▸ TASK
Quote each line of the material verbatim, without the pictures.

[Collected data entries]

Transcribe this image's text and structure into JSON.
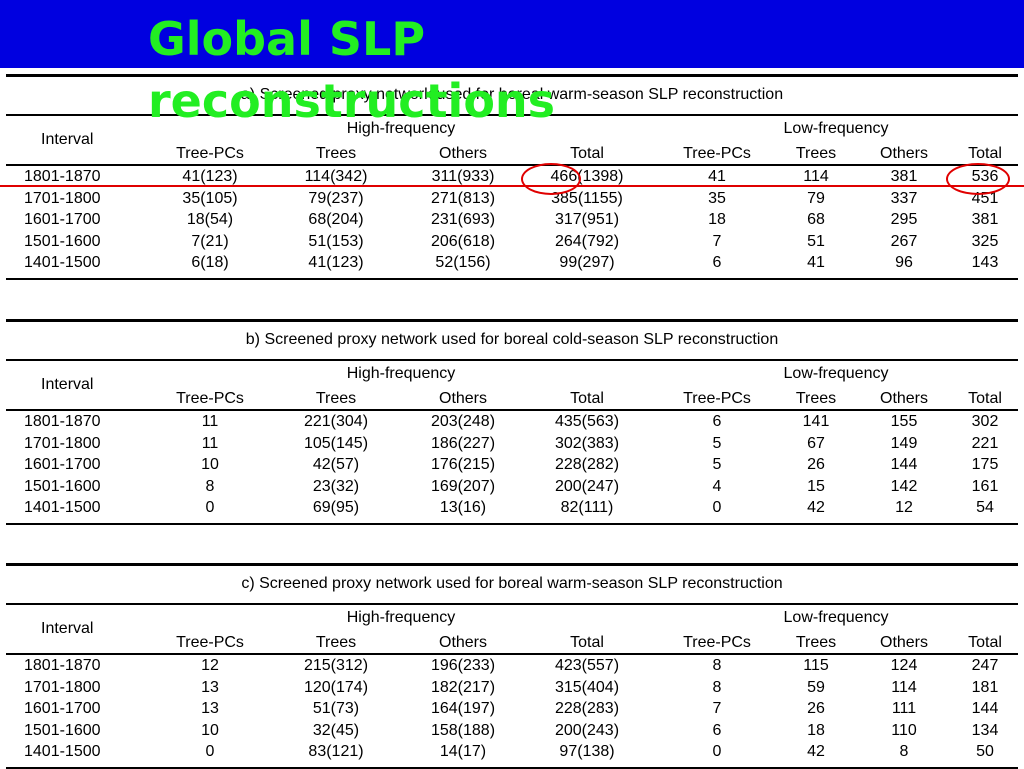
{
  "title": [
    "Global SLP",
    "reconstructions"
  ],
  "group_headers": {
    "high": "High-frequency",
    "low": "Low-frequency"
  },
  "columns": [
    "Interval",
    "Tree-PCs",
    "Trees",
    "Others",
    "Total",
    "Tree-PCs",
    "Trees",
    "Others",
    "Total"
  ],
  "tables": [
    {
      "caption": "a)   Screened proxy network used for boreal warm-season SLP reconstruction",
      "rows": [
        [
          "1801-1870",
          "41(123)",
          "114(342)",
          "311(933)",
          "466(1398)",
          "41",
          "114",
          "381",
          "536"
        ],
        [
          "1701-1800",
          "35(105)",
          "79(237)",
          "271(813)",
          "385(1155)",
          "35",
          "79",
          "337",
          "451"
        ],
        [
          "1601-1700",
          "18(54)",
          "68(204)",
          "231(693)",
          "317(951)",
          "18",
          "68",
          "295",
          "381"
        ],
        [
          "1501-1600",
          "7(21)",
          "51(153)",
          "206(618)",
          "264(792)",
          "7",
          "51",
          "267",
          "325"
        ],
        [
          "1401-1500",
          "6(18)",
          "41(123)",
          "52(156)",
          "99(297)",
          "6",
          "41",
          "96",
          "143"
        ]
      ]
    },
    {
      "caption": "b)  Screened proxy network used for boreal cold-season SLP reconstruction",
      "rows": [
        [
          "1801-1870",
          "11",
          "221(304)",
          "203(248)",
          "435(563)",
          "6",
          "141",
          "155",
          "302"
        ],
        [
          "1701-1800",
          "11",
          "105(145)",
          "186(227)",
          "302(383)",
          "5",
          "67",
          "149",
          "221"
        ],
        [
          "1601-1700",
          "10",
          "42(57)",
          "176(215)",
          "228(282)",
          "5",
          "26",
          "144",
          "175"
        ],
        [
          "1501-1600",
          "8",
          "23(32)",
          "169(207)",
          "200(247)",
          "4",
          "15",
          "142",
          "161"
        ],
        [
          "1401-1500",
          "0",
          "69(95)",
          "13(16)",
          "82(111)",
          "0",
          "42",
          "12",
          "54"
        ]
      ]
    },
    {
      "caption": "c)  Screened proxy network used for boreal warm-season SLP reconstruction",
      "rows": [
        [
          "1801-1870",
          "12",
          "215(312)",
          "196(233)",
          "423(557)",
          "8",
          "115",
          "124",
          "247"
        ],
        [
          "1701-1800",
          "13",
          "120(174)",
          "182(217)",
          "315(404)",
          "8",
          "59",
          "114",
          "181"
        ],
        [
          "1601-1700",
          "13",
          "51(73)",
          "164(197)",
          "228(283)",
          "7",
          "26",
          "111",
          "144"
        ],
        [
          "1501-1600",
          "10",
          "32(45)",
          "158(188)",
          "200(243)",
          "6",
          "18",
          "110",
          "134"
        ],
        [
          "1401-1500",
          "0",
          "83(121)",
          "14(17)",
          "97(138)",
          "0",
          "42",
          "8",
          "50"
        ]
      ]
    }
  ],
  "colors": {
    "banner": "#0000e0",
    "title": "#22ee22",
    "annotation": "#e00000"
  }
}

▸ RIGHT ANSWER
Transcribe this image's text and structure into JSON.
{
  "title": [
    "Global SLP",
    "reconstructions"
  ],
  "group_headers": {
    "high": "High-frequency",
    "low": "Low-frequency"
  },
  "columns": [
    "Interval",
    "Tree-PCs",
    "Trees",
    "Others",
    "Total",
    "Tree-PCs",
    "Trees",
    "Others",
    "Total"
  ],
  "tables": [
    {
      "caption": "a)   Screened proxy network used for boreal warm-season SLP reconstruction",
      "rows": [
        [
          "1801-1870",
          "41(123)",
          "114(342)",
          "311(933)",
          "466(1398)",
          "41",
          "114",
          "381",
          "536"
        ],
        [
          "1701-1800",
          "35(105)",
          "79(237)",
          "271(813)",
          "385(1155)",
          "35",
          "79",
          "337",
          "451"
        ],
        [
          "1601-1700",
          "18(54)",
          "68(204)",
          "231(693)",
          "317(951)",
          "18",
          "68",
          "295",
          "381"
        ],
        [
          "1501-1600",
          "7(21)",
          "51(153)",
          "206(618)",
          "264(792)",
          "7",
          "51",
          "267",
          "325"
        ],
        [
          "1401-1500",
          "6(18)",
          "41(123)",
          "52(156)",
          "99(297)",
          "6",
          "41",
          "96",
          "143"
        ]
      ]
    },
    {
      "caption": "b)  Screened proxy network used for boreal cold-season SLP reconstruction",
      "rows": [
        [
          "1801-1870",
          "11",
          "221(304)",
          "203(248)",
          "435(563)",
          "6",
          "141",
          "155",
          "302"
        ],
        [
          "1701-1800",
          "11",
          "105(145)",
          "186(227)",
          "302(383)",
          "5",
          "67",
          "149",
          "221"
        ],
        [
          "1601-1700",
          "10",
          "42(57)",
          "176(215)",
          "228(282)",
          "5",
          "26",
          "144",
          "175"
        ],
        [
          "1501-1600",
          "8",
          "23(32)",
          "169(207)",
          "200(247)",
          "4",
          "15",
          "142",
          "161"
        ],
        [
          "1401-1500",
          "0",
          "69(95)",
          "13(16)",
          "82(111)",
          "0",
          "42",
          "12",
          "54"
        ]
      ]
    },
    {
      "caption": "c)  Screened proxy network used for boreal warm-season SLP reconstruction",
      "rows": [
        [
          "1801-1870",
          "12",
          "215(312)",
          "196(233)",
          "423(557)",
          "8",
          "115",
          "124",
          "247"
        ],
        [
          "1701-1800",
          "13",
          "120(174)",
          "182(217)",
          "315(404)",
          "8",
          "59",
          "114",
          "181"
        ],
        [
          "1601-1700",
          "13",
          "51(73)",
          "164(197)",
          "228(283)",
          "7",
          "26",
          "111",
          "144"
        ],
        [
          "1501-1600",
          "10",
          "32(45)",
          "158(188)",
          "200(243)",
          "6",
          "18",
          "110",
          "134"
        ],
        [
          "1401-1500",
          "0",
          "83(121)",
          "14(17)",
          "97(138)",
          "0",
          "42",
          "8",
          "50"
        ]
      ]
    }
  ],
  "colors": {
    "banner": "#0000e0",
    "title": "#22ee22",
    "annotation": "#e00000"
  }
}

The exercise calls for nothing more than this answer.